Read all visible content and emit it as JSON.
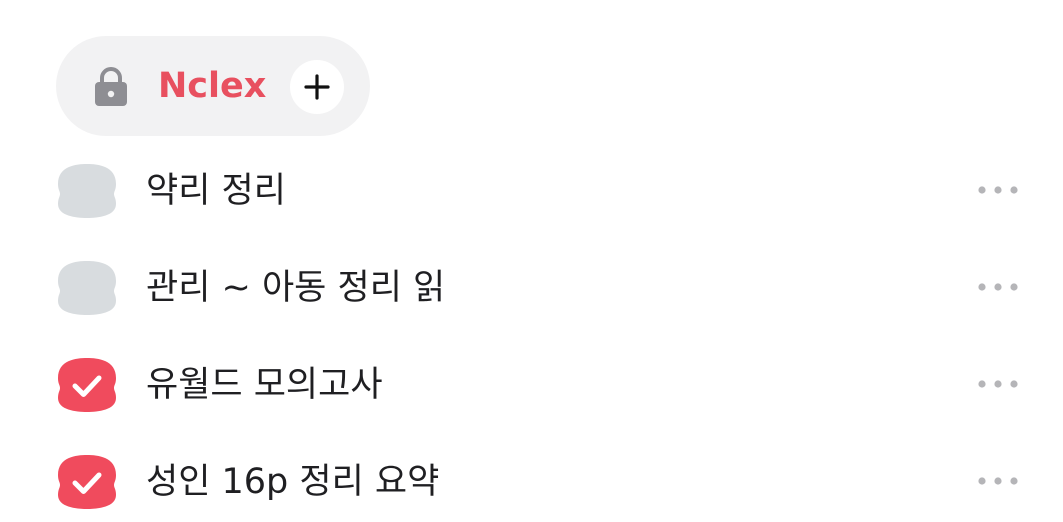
{
  "category": {
    "title": "Nclex",
    "lock_icon": "lock-icon",
    "add_icon": "plus-icon",
    "accent_color": "#e8505f"
  },
  "todos": [
    {
      "text": "약리 정리",
      "done": false
    },
    {
      "text": "관리 ~ 아동 정리 읽",
      "done": false
    },
    {
      "text": "유월드 모의고사",
      "done": true
    },
    {
      "text": "성인 16p 정리 요약",
      "done": true
    }
  ],
  "colors": {
    "done": "#f04b5d",
    "pending": "#d8dcdf",
    "text": "#1f1f22",
    "more_dots": "#b5b5b8"
  }
}
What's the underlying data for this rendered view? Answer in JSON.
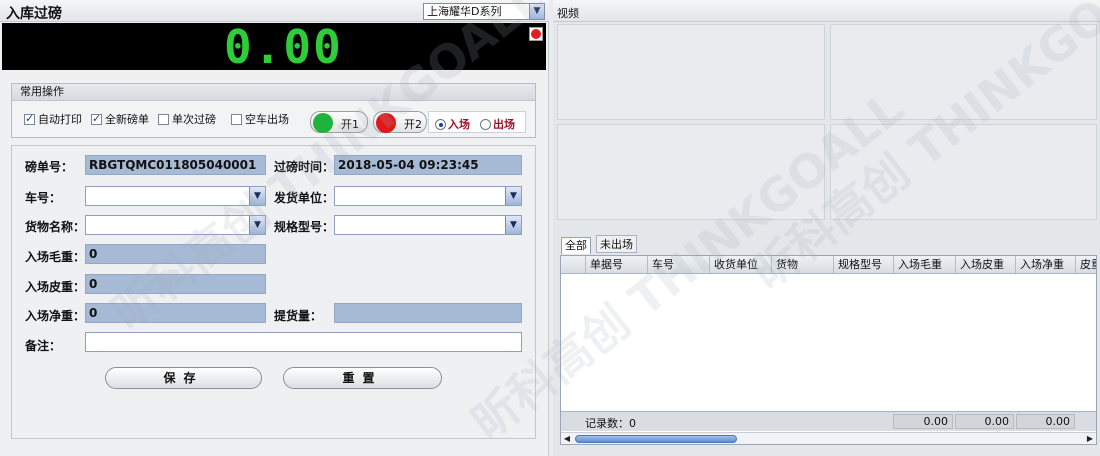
{
  "left_panel": {
    "title": "入库过磅",
    "scale_select": "上海耀华D系列",
    "weight_display": "0.00",
    "ops": {
      "title": "常用操作",
      "checkboxes": [
        {
          "label": "自动打印",
          "checked": true
        },
        {
          "label": "全新磅单",
          "checked": true
        },
        {
          "label": "单次过磅",
          "checked": false
        },
        {
          "label": "空车出场",
          "checked": false
        }
      ],
      "switch1": "开1",
      "switch2": "开2",
      "switch1_color": "#1db33c",
      "switch2_color": "#e01818",
      "radio_in": "入场",
      "radio_out": "出场",
      "selected_direction": "入场"
    },
    "form": {
      "ticket_no_label": "磅单号：",
      "ticket_no": "RBGTQMC011805040001",
      "time_label": "过磅时间：",
      "time": "2018-05-04 09:23:45",
      "car_label": "车号：",
      "sender_label": "发货单位：",
      "goods_label": "货物名称：",
      "spec_label": "规格型号：",
      "gross_label": "入场毛重：",
      "gross": "0",
      "tare_label": "入场皮重：",
      "tare": "0",
      "net_label": "入场净重：",
      "net": "0",
      "pickup_label": "提货量：",
      "remark_label": "备注："
    },
    "buttons": {
      "save": "保存",
      "reset": "重置"
    }
  },
  "right_panel": {
    "video_title": "视频",
    "tabs": [
      "全部",
      "未出场"
    ],
    "columns": [
      "单据号",
      "车号",
      "收货单位",
      "货物",
      "规格型号",
      "入场毛重",
      "入场皮重",
      "入场净重",
      "皮重"
    ],
    "footer": {
      "record_count": "记录数：0",
      "sum1": "0.00",
      "sum2": "0.00",
      "sum3": "0.00"
    }
  },
  "watermark": "昕科高创 THINKGOALL"
}
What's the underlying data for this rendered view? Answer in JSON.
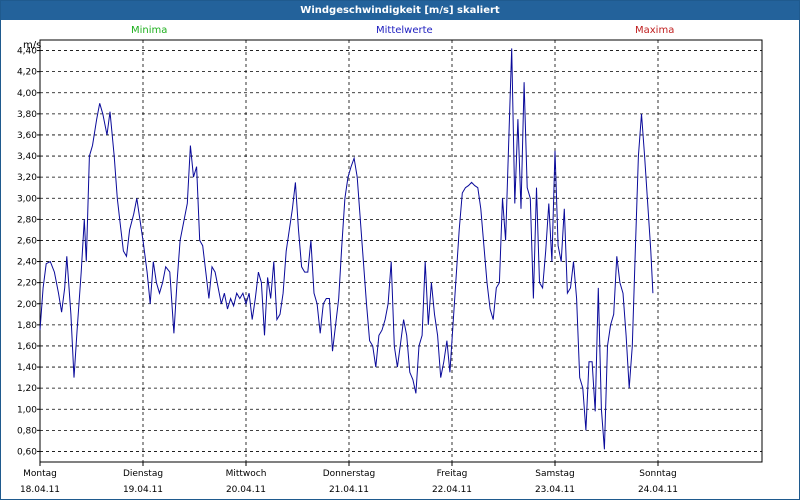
{
  "title": "Windgeschwindigkeit [m/s] skaliert",
  "legend": {
    "min": "Minima",
    "mean": "Mittelwerte",
    "max": "Maxima"
  },
  "colors": {
    "min": "#1fb01f",
    "mean": "#2020c0",
    "max": "#c02020",
    "line": "#0a0a9a",
    "titlebar": "#23629b"
  },
  "chart_data": {
    "type": "line",
    "ylabel": "m/s",
    "ylim": [
      0.5,
      4.5
    ],
    "yticks": [
      "4,40",
      "4,20",
      "4,00",
      "3,80",
      "3,60",
      "3,40",
      "3,20",
      "3,00",
      "2,80",
      "2,60",
      "2,40",
      "2,20",
      "2,00",
      "1,80",
      "1,60",
      "1,40",
      "1,20",
      "1,00",
      "0,80",
      "0,60"
    ],
    "ytick_values": [
      4.4,
      4.2,
      4.0,
      3.8,
      3.6,
      3.4,
      3.2,
      3.0,
      2.8,
      2.6,
      2.4,
      2.2,
      2.0,
      1.8,
      1.6,
      1.4,
      1.2,
      1.0,
      0.8,
      0.6
    ],
    "xticks": [
      {
        "day": "Montag",
        "date": "18.04.11"
      },
      {
        "day": "Dienstag",
        "date": "19.04.11"
      },
      {
        "day": "Mittwoch",
        "date": "20.04.11"
      },
      {
        "day": "Donnerstag",
        "date": "21.04.11"
      },
      {
        "day": "Freitag",
        "date": "22.04.11"
      },
      {
        "day": "Samstag",
        "date": "23.04.11"
      },
      {
        "day": "Sonntag",
        "date": "24.04.11"
      }
    ],
    "xlim": [
      0,
      7
    ],
    "grid": true,
    "series": [
      {
        "values": [
          [
            0.0,
            1.75
          ],
          [
            0.03,
            2.15
          ],
          [
            0.06,
            2.38
          ],
          [
            0.1,
            2.4
          ],
          [
            0.14,
            2.3
          ],
          [
            0.18,
            2.1
          ],
          [
            0.21,
            1.92
          ],
          [
            0.24,
            2.15
          ],
          [
            0.26,
            2.45
          ],
          [
            0.3,
            1.9
          ],
          [
            0.33,
            1.3
          ],
          [
            0.36,
            1.75
          ],
          [
            0.4,
            2.3
          ],
          [
            0.43,
            2.8
          ],
          [
            0.45,
            2.4
          ],
          [
            0.48,
            3.4
          ],
          [
            0.51,
            3.5
          ],
          [
            0.55,
            3.75
          ],
          [
            0.58,
            3.9
          ],
          [
            0.61,
            3.8
          ],
          [
            0.65,
            3.6
          ],
          [
            0.68,
            3.82
          ],
          [
            0.72,
            3.4
          ],
          [
            0.75,
            3.0
          ],
          [
            0.78,
            2.75
          ],
          [
            0.81,
            2.5
          ],
          [
            0.84,
            2.45
          ],
          [
            0.87,
            2.7
          ],
          [
            0.91,
            2.85
          ],
          [
            0.94,
            3.0
          ],
          [
            0.97,
            2.8
          ],
          [
            1.0,
            2.6
          ],
          [
            1.04,
            2.3
          ],
          [
            1.07,
            2.0
          ],
          [
            1.1,
            2.4
          ],
          [
            1.13,
            2.2
          ],
          [
            1.16,
            2.1
          ],
          [
            1.19,
            2.2
          ],
          [
            1.22,
            2.35
          ],
          [
            1.26,
            2.3
          ],
          [
            1.3,
            1.72
          ],
          [
            1.33,
            2.2
          ],
          [
            1.36,
            2.6
          ],
          [
            1.4,
            2.8
          ],
          [
            1.43,
            2.95
          ],
          [
            1.46,
            3.5
          ],
          [
            1.49,
            3.2
          ],
          [
            1.52,
            3.3
          ],
          [
            1.55,
            2.6
          ],
          [
            1.58,
            2.55
          ],
          [
            1.61,
            2.3
          ],
          [
            1.64,
            2.05
          ],
          [
            1.67,
            2.35
          ],
          [
            1.7,
            2.3
          ],
          [
            1.73,
            2.15
          ],
          [
            1.76,
            2.0
          ],
          [
            1.79,
            2.1
          ],
          [
            1.82,
            1.95
          ],
          [
            1.85,
            2.05
          ],
          [
            1.88,
            1.98
          ],
          [
            1.91,
            2.1
          ],
          [
            1.94,
            2.05
          ],
          [
            1.97,
            2.1
          ],
          [
            2.0,
            2.0
          ],
          [
            2.03,
            2.1
          ],
          [
            2.06,
            1.85
          ],
          [
            2.09,
            2.05
          ],
          [
            2.12,
            2.3
          ],
          [
            2.15,
            2.2
          ],
          [
            2.18,
            1.7
          ],
          [
            2.21,
            2.25
          ],
          [
            2.24,
            2.05
          ],
          [
            2.27,
            2.4
          ],
          [
            2.3,
            1.85
          ],
          [
            2.33,
            1.9
          ],
          [
            2.36,
            2.1
          ],
          [
            2.39,
            2.5
          ],
          [
            2.42,
            2.7
          ],
          [
            2.45,
            2.9
          ],
          [
            2.48,
            3.15
          ],
          [
            2.51,
            2.7
          ],
          [
            2.54,
            2.35
          ],
          [
            2.57,
            2.3
          ],
          [
            2.6,
            2.3
          ],
          [
            2.63,
            2.6
          ],
          [
            2.66,
            2.1
          ],
          [
            2.69,
            2.0
          ],
          [
            2.72,
            1.72
          ],
          [
            2.75,
            2.0
          ],
          [
            2.78,
            2.05
          ],
          [
            2.81,
            2.05
          ],
          [
            2.84,
            1.55
          ],
          [
            2.87,
            1.8
          ],
          [
            2.9,
            2.05
          ],
          [
            2.93,
            2.55
          ],
          [
            2.96,
            3.0
          ],
          [
            2.99,
            3.2
          ],
          [
            3.02,
            3.3
          ],
          [
            3.05,
            3.38
          ],
          [
            3.08,
            3.2
          ],
          [
            3.11,
            2.8
          ],
          [
            3.14,
            2.4
          ],
          [
            3.17,
            2.0
          ],
          [
            3.2,
            1.65
          ],
          [
            3.23,
            1.6
          ],
          [
            3.26,
            1.4
          ],
          [
            3.29,
            1.7
          ],
          [
            3.32,
            1.75
          ],
          [
            3.35,
            1.85
          ],
          [
            3.38,
            2.0
          ],
          [
            3.41,
            2.4
          ],
          [
            3.44,
            1.6
          ],
          [
            3.47,
            1.4
          ],
          [
            3.5,
            1.62
          ],
          [
            3.53,
            1.85
          ],
          [
            3.56,
            1.7
          ],
          [
            3.59,
            1.35
          ],
          [
            3.62,
            1.28
          ],
          [
            3.65,
            1.15
          ],
          [
            3.68,
            1.6
          ],
          [
            3.71,
            1.7
          ],
          [
            3.74,
            2.4
          ],
          [
            3.77,
            1.8
          ],
          [
            3.8,
            2.2
          ],
          [
            3.83,
            1.9
          ],
          [
            3.86,
            1.7
          ],
          [
            3.89,
            1.3
          ],
          [
            3.92,
            1.45
          ],
          [
            3.95,
            1.65
          ],
          [
            3.98,
            1.35
          ],
          [
            4.01,
            1.8
          ],
          [
            4.04,
            2.25
          ],
          [
            4.07,
            2.7
          ],
          [
            4.1,
            3.05
          ],
          [
            4.13,
            3.1
          ],
          [
            4.16,
            3.12
          ],
          [
            4.19,
            3.15
          ],
          [
            4.22,
            3.12
          ],
          [
            4.25,
            3.1
          ],
          [
            4.28,
            2.9
          ],
          [
            4.31,
            2.55
          ],
          [
            4.34,
            2.2
          ],
          [
            4.37,
            1.95
          ],
          [
            4.4,
            1.85
          ],
          [
            4.43,
            2.15
          ],
          [
            4.46,
            2.2
          ],
          [
            4.49,
            3.0
          ],
          [
            4.52,
            2.6
          ],
          [
            4.55,
            3.5
          ],
          [
            4.58,
            4.42
          ],
          [
            4.61,
            2.95
          ],
          [
            4.64,
            3.75
          ],
          [
            4.67,
            2.9
          ],
          [
            4.7,
            4.1
          ],
          [
            4.73,
            3.1
          ],
          [
            4.76,
            3.0
          ],
          [
            4.79,
            2.05
          ],
          [
            4.82,
            3.1
          ],
          [
            4.85,
            2.2
          ],
          [
            4.88,
            2.15
          ],
          [
            4.91,
            2.5
          ],
          [
            4.94,
            2.95
          ],
          [
            4.97,
            2.4
          ],
          [
            5.0,
            3.45
          ],
          [
            5.03,
            2.55
          ],
          [
            5.06,
            2.4
          ],
          [
            5.09,
            2.9
          ],
          [
            5.12,
            2.1
          ],
          [
            5.15,
            2.15
          ],
          [
            5.18,
            2.4
          ],
          [
            5.21,
            2.05
          ],
          [
            5.24,
            1.3
          ],
          [
            5.27,
            1.2
          ],
          [
            5.3,
            0.8
          ],
          [
            5.33,
            1.45
          ],
          [
            5.36,
            1.45
          ],
          [
            5.39,
            0.98
          ],
          [
            5.42,
            2.15
          ],
          [
            5.45,
            1.0
          ],
          [
            5.48,
            0.62
          ],
          [
            5.51,
            1.6
          ],
          [
            5.54,
            1.8
          ],
          [
            5.57,
            1.9
          ],
          [
            5.6,
            2.45
          ],
          [
            5.63,
            2.2
          ],
          [
            5.66,
            2.1
          ],
          [
            5.69,
            1.7
          ],
          [
            5.72,
            1.2
          ],
          [
            5.75,
            1.6
          ],
          [
            5.78,
            2.5
          ],
          [
            5.81,
            3.4
          ],
          [
            5.84,
            3.8
          ],
          [
            5.87,
            3.4
          ],
          [
            5.9,
            2.95
          ],
          [
            5.93,
            2.5
          ],
          [
            5.95,
            2.1
          ]
        ]
      }
    ]
  }
}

WHAT THE TASK ASKS
State how many lines of the listing include the word "icon". Reply with the number alone.

FINISHED ANSWER
2